Data items
========================
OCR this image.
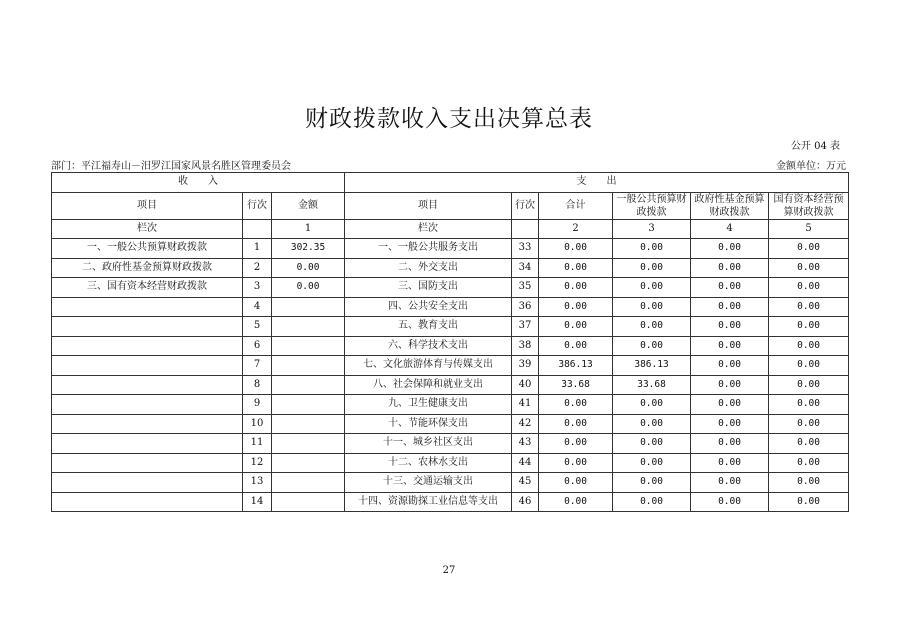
财政拨款收入支出决算总表
公开 04 表
部门：平江福寿山－汨罗江国家风景名胜区管理委员会	金额单位：万元
收　　入			支　　出					
项目	行次	金额	项目	行次	合计	一般公共预算财政拨款	政府性基金预算财政拨款	国有资本经营预算财政拨款
栏次		1	栏次		2	3	4	5
一、一般公共预算财政拨款	1	302.35	一、一般公共服务支出	33	0.00	0.00	0.00	0.00
二、政府性基金预算财政拨款	2	0.00	二、外交支出	34	0.00	0.00	0.00	0.00
三、国有资本经营财政拨款	3	0.00	三、国防支出	35	0.00	0.00	0.00	0.00
	4		四、公共安全支出	36	0.00	0.00	0.00	0.00
	5		五、教育支出	37	0.00	0.00	0.00	0.00
	6		六、科学技术支出	38	0.00	0.00	0.00	0.00
	7		七、文化旅游体育与传媒支出	39	386.13	386.13	0.00	0.00
	8		八、社会保障和就业支出	40	33.68	33.68	0.00	0.00
	9		九、卫生健康支出	41	0.00	0.00	0.00	0.00
	10		十、节能环保支出	42	0.00	0.00	0.00	0.00
	11		十一、城乡社区支出	43	0.00	0.00	0.00	0.00
	12		十二、农林水支出	44	0.00	0.00	0.00	0.00
	13		十三、交通运输支出	45	0.00	0.00	0.00	0.00
	14		十四、资源勘探工业信息等支出	46	0.00	0.00	0.00	0.00
27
========================
### [Required work]
Pictures are excluded; output everything else in the data verbatim.

### [Exercise answer]
OCR this image.
财政拨款收入支出决算总表
公开 04 表
部门：平江福寿山－汨罗江国家风景名胜区管理委员会	金额单位：万元
收　　入			支　　出					
项目	行次	金额	项目	行次	合计	一般公共预算财政拨款	政府性基金预算财政拨款	国有资本经营预算财政拨款
栏次		1	栏次		2	3	4	5
一、一般公共预算财政拨款	1	302.35	一、一般公共服务支出	33	0.00	0.00	0.00	0.00
二、政府性基金预算财政拨款	2	0.00	二、外交支出	34	0.00	0.00	0.00	0.00
三、国有资本经营财政拨款	3	0.00	三、国防支出	35	0.00	0.00	0.00	0.00
	4		四、公共安全支出	36	0.00	0.00	0.00	0.00
	5		五、教育支出	37	0.00	0.00	0.00	0.00
	6		六、科学技术支出	38	0.00	0.00	0.00	0.00
	7		七、文化旅游体育与传媒支出	39	386.13	386.13	0.00	0.00
	8		八、社会保障和就业支出	40	33.68	33.68	0.00	0.00
	9		九、卫生健康支出	41	0.00	0.00	0.00	0.00
	10		十、节能环保支出	42	0.00	0.00	0.00	0.00
	11		十一、城乡社区支出	43	0.00	0.00	0.00	0.00
	12		十二、农林水支出	44	0.00	0.00	0.00	0.00
	13		十三、交通运输支出	45	0.00	0.00	0.00	0.00
	14		十四、资源勘探工业信息等支出	46	0.00	0.00	0.00	0.00
27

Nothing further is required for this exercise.